- _Stored items from a collection_:
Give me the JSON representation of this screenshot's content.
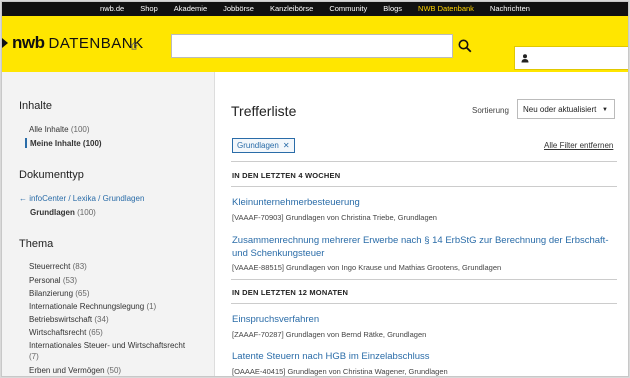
{
  "topnav": [
    "nwb.de",
    "Shop",
    "Akademie",
    "Jobbörse",
    "Kanzleibörse",
    "Community",
    "Blogs",
    "NWB Datenbank",
    "Nachrichten"
  ],
  "topnav_active": "NWB Datenbank",
  "logo": {
    "brand": "nwb",
    "product": "DATENBANK"
  },
  "search": {
    "value": "",
    "placeholder": ""
  },
  "sidebar": {
    "inhalte_title": "Inhalte",
    "inhalte": [
      {
        "label": "Alle Inhalte",
        "count": "(100)"
      },
      {
        "label": "Meine Inhalte",
        "count": "(100)"
      }
    ],
    "doctype_title": "Dokumenttyp",
    "doctype_back": "← infoCenter / Lexika / Grundlagen",
    "doctype_current": {
      "label": "Grundlagen",
      "count": "(100)"
    },
    "thema_title": "Thema",
    "thema": [
      {
        "label": "Steuerrecht",
        "count": "(83)"
      },
      {
        "label": "Personal",
        "count": "(53)"
      },
      {
        "label": "Bilanzierung",
        "count": "(65)"
      },
      {
        "label": "Internationale Rechnungslegung",
        "count": "(1)"
      },
      {
        "label": "Betriebswirtschaft",
        "count": "(34)"
      },
      {
        "label": "Wirtschaftsrecht",
        "count": "(65)"
      },
      {
        "label": "Internationales Steuer- und Wirtschaftsrecht",
        "count": ""
      },
      {
        "label": "(7)",
        "count": ""
      },
      {
        "label": "Erben und Vermögen",
        "count": "(50)"
      }
    ]
  },
  "main": {
    "title": "Trefferliste",
    "sort_label": "Sortierung",
    "sort_value": "Neu oder aktualisiert",
    "filter_tag": "Grundlagen",
    "remove_all": "Alle Filter entfernen",
    "section1": "IN DEN LETZTEN 4 WOCHEN",
    "section2": "IN DEN LETZTEN 12 MONATEN",
    "results": [
      {
        "title": "Kleinunternehmerbesteuerung",
        "meta": "[VAAAF-70903] Grundlagen von Christina Triebe, Grundlagen"
      },
      {
        "title": "Zusammenrechnung mehrerer Erwerbe nach § 14 ErbStG zur Berechnung der Erbschaft- und Schenkungsteuer",
        "meta": "[VAAAE-88515] Grundlagen von Ingo Krause und Mathias Grootens, Grundlagen"
      },
      {
        "title": "Einspruchsverfahren",
        "meta": "[ZAAAF-70287] Grundlagen von Bernd Rätke, Grundlagen"
      },
      {
        "title": "Latente Steuern nach HGB im Einzelabschluss",
        "meta": "[OAAAE-40415] Grundlagen von Christina Wagener, Grundlagen"
      }
    ]
  }
}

- _Set problem_: Leave out the pictures and return every record word for word.

- _Full output_:
Give me the JSON representation of this screenshot's content.
{
  "topnav": [
    "nwb.de",
    "Shop",
    "Akademie",
    "Jobbörse",
    "Kanzleibörse",
    "Community",
    "Blogs",
    "NWB Datenbank",
    "Nachrichten"
  ],
  "topnav_active": "NWB Datenbank",
  "logo": {
    "brand": "nwb",
    "product": "DATENBANK"
  },
  "search": {
    "value": "",
    "placeholder": ""
  },
  "sidebar": {
    "inhalte_title": "Inhalte",
    "inhalte": [
      {
        "label": "Alle Inhalte",
        "count": "(100)"
      },
      {
        "label": "Meine Inhalte",
        "count": "(100)"
      }
    ],
    "doctype_title": "Dokumenttyp",
    "doctype_back": "← infoCenter / Lexika / Grundlagen",
    "doctype_current": {
      "label": "Grundlagen",
      "count": "(100)"
    },
    "thema_title": "Thema",
    "thema": [
      {
        "label": "Steuerrecht",
        "count": "(83)"
      },
      {
        "label": "Personal",
        "count": "(53)"
      },
      {
        "label": "Bilanzierung",
        "count": "(65)"
      },
      {
        "label": "Internationale Rechnungslegung",
        "count": "(1)"
      },
      {
        "label": "Betriebswirtschaft",
        "count": "(34)"
      },
      {
        "label": "Wirtschaftsrecht",
        "count": "(65)"
      },
      {
        "label": "Internationales Steuer- und Wirtschaftsrecht",
        "count": ""
      },
      {
        "label": "(7)",
        "count": ""
      },
      {
        "label": "Erben und Vermögen",
        "count": "(50)"
      }
    ]
  },
  "main": {
    "title": "Trefferliste",
    "sort_label": "Sortierung",
    "sort_value": "Neu oder aktualisiert",
    "filter_tag": "Grundlagen",
    "remove_all": "Alle Filter entfernen",
    "section1": "IN DEN LETZTEN 4 WOCHEN",
    "section2": "IN DEN LETZTEN 12 MONATEN",
    "results": [
      {
        "title": "Kleinunternehmerbesteuerung",
        "meta": "[VAAAF-70903] Grundlagen von Christina Triebe, Grundlagen"
      },
      {
        "title": "Zusammenrechnung mehrerer Erwerbe nach § 14 ErbStG zur Berechnung der Erbschaft- und Schenkungsteuer",
        "meta": "[VAAAE-88515] Grundlagen von Ingo Krause und Mathias Grootens, Grundlagen"
      },
      {
        "title": "Einspruchsverfahren",
        "meta": "[ZAAAF-70287] Grundlagen von Bernd Rätke, Grundlagen"
      },
      {
        "title": "Latente Steuern nach HGB im Einzelabschluss",
        "meta": "[OAAAE-40415] Grundlagen von Christina Wagener, Grundlagen"
      }
    ]
  }
}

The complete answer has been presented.